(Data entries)
---+---

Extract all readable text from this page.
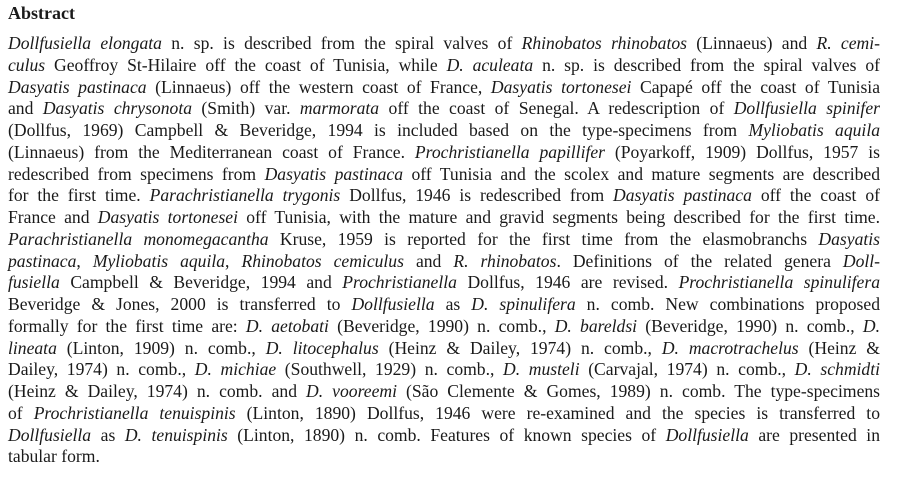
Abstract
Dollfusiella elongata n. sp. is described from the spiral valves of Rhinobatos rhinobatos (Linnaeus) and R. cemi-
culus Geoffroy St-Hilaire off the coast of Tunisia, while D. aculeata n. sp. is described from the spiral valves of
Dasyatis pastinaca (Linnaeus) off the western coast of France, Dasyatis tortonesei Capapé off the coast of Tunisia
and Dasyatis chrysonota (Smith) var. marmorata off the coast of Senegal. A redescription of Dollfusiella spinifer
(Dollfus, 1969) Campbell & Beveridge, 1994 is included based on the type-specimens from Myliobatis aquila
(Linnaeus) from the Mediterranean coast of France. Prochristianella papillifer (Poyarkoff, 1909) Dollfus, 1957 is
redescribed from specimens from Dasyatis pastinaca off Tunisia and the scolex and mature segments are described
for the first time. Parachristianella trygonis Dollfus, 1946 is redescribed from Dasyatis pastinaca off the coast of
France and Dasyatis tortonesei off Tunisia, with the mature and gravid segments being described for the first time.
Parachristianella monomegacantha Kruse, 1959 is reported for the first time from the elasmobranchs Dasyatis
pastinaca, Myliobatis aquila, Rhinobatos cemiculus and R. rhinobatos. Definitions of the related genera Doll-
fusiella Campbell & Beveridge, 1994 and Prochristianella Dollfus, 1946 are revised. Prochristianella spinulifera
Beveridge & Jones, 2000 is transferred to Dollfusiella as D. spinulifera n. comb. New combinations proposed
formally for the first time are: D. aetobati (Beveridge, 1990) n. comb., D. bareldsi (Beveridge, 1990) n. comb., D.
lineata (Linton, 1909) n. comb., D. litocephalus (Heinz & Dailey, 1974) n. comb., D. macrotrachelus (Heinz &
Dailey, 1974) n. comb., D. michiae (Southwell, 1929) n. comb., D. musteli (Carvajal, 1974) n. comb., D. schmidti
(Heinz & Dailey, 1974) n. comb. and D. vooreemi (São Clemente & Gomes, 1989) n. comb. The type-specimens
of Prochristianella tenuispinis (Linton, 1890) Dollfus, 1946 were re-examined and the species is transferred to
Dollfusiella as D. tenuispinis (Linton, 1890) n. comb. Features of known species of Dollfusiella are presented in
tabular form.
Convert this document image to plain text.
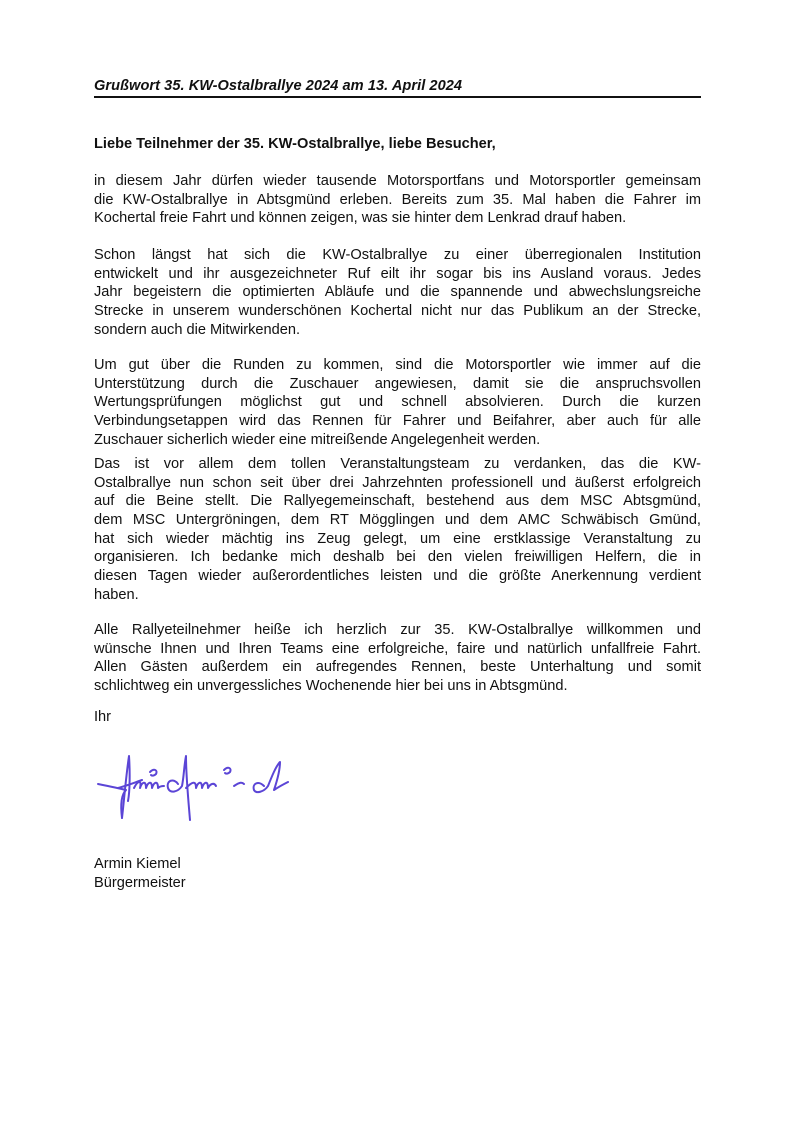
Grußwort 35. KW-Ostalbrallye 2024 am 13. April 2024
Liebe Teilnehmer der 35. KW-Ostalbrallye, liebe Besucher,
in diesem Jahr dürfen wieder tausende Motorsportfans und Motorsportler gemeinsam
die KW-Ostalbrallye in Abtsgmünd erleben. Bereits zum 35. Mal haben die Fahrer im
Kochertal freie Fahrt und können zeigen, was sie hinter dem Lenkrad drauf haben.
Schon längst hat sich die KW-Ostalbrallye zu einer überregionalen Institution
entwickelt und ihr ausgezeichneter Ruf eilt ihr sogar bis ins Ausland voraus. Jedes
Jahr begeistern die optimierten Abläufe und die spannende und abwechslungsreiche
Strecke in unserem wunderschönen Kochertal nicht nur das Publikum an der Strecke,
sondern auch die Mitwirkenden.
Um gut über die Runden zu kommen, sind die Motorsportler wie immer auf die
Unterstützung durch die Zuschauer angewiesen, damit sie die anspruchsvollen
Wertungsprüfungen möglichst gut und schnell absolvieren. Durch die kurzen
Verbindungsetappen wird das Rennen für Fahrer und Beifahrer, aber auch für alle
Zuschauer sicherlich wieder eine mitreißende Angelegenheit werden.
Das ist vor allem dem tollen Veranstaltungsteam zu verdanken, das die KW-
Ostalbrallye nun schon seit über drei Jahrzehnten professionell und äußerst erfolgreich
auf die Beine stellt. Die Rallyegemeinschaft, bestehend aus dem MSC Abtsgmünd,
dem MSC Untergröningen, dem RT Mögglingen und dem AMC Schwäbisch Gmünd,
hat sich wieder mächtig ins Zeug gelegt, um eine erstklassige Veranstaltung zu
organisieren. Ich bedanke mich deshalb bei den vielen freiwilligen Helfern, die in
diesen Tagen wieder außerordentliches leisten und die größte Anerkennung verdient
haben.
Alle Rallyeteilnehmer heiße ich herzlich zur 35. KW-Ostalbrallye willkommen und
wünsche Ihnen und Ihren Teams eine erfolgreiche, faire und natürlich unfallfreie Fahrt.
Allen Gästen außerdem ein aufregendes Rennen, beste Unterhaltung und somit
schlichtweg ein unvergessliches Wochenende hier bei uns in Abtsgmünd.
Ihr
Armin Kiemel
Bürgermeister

---+---

→ **AIM**
Give back each entry exactly as it appears, with no pictures.

→ **THE RESPONSE**
Extract all readable text from this page.
Abstract
Dollfusiella elongata n. sp. is described from the spiral valves of Rhinobatos rhinobatos (Linnaeus) and R. cemi-
culus Geoffroy St-Hilaire off the coast of Tunisia, while D. aculeata n. sp. is described from the spiral valves of
Dasyatis pastinaca (Linnaeus) off the western coast of France, Dasyatis tortonesei Capapé off the coast of Tunisia
and Dasyatis chrysonota (Smith) var. marmorata off the coast of Senegal. A redescription of Dollfusiella spinifer
(Dollfus, 1969) Campbell & Beveridge, 1994 is included based on the type-specimens from Myliobatis aquila
(Linnaeus) from the Mediterranean coast of France. Prochristianella papillifer (Poyarkoff, 1909) Dollfus, 1957 is
redescribed from specimens from Dasyatis pastinaca off Tunisia and the scolex and mature segments are described
for the first time. Parachristianella trygonis Dollfus, 1946 is redescribed from Dasyatis pastinaca off the coast of
France and Dasyatis tortonesei off Tunisia, with the mature and gravid segments being described for the first time.
Parachristianella monomegacantha Kruse, 1959 is reported for the first time from the elasmobranchs Dasyatis
pastinaca, Myliobatis aquila, Rhinobatos cemiculus and R. rhinobatos. Definitions of the related genera Doll-
fusiella Campbell & Beveridge, 1994 and Prochristianella Dollfus, 1946 are revised. Prochristianella spinulifera
Beveridge & Jones, 2000 is transferred to Dollfusiella as D. spinulifera n. comb. New combinations proposed
formally for the first time are: D. aetobati (Beveridge, 1990) n. comb., D. bareldsi (Beveridge, 1990) n. comb., D.
lineata (Linton, 1909) n. comb., D. litocephalus (Heinz & Dailey, 1974) n. comb., D. macrotrachelus (Heinz &
Dailey, 1974) n. comb., D. michiae (Southwell, 1929) n. comb., D. musteli (Carvajal, 1974) n. comb., D. schmidti
(Heinz & Dailey, 1974) n. comb. and D. vooreemi (São Clemente & Gomes, 1989) n. comb. The type-specimens
of Prochristianella tenuispinis (Linton, 1890) Dollfus, 1946 were re-examined and the species is transferred to
Dollfusiella as D. tenuispinis (Linton, 1890) n. comb. Features of known species of Dollfusiella are presented in
tabular form.
Convert this document image to plain text.
Grußwort 35. KW-Ostalbrallye 2024 am 13. April 2024
Liebe Teilnehmer der 35. KW-Ostalbrallye, liebe Besucher,
in diesem Jahr dürfen wieder tausende Motorsportfans und Motorsportler gemeinsam
die KW-Ostalbrallye in Abtsgmünd erleben. Bereits zum 35. Mal haben die Fahrer im
Kochertal freie Fahrt und können zeigen, was sie hinter dem Lenkrad drauf haben.
Schon längst hat sich die KW-Ostalbrallye zu einer überregionalen Institution
entwickelt und ihr ausgezeichneter Ruf eilt ihr sogar bis ins Ausland voraus. Jedes
Jahr begeistern die optimierten Abläufe und die spannende und abwechslungsreiche
Strecke in unserem wunderschönen Kochertal nicht nur das Publikum an der Strecke,
sondern auch die Mitwirkenden.
Um gut über die Runden zu kommen, sind die Motorsportler wie immer auf die
Unterstützung durch die Zuschauer angewiesen, damit sie die anspruchsvollen
Wertungsprüfungen möglichst gut und schnell absolvieren. Durch die kurzen
Verbindungsetappen wird das Rennen für Fahrer und Beifahrer, aber auch für alle
Zuschauer sicherlich wieder eine mitreißende Angelegenheit werden.
Das ist vor allem dem tollen Veranstaltungsteam zu verdanken, das die KW-
Ostalbrallye nun schon seit über drei Jahrzehnten professionell und äußerst erfolgreich
auf die Beine stellt. Die Rallyegemeinschaft, bestehend aus dem MSC Abtsgmünd,
dem MSC Untergröningen, dem RT Mögglingen und dem AMC Schwäbisch Gmünd,
hat sich wieder mächtig ins Zeug gelegt, um eine erstklassige Veranstaltung zu
organisieren. Ich bedanke mich deshalb bei den vielen freiwilligen Helfern, die in
diesen Tagen wieder außerordentliches leisten und die größte Anerkennung verdient
haben.
Alle Rallyeteilnehmer heiße ich herzlich zur 35. KW-Ostalbrallye willkommen und
wünsche Ihnen und Ihren Teams eine erfolgreiche, faire und natürlich unfallfreie Fahrt.
Allen Gästen außerdem ein aufregendes Rennen, beste Unterhaltung und somit
schlichtweg ein unvergessliches Wochenende hier bei uns in Abtsgmünd.
Ihr
Armin Kiemel
Bürgermeister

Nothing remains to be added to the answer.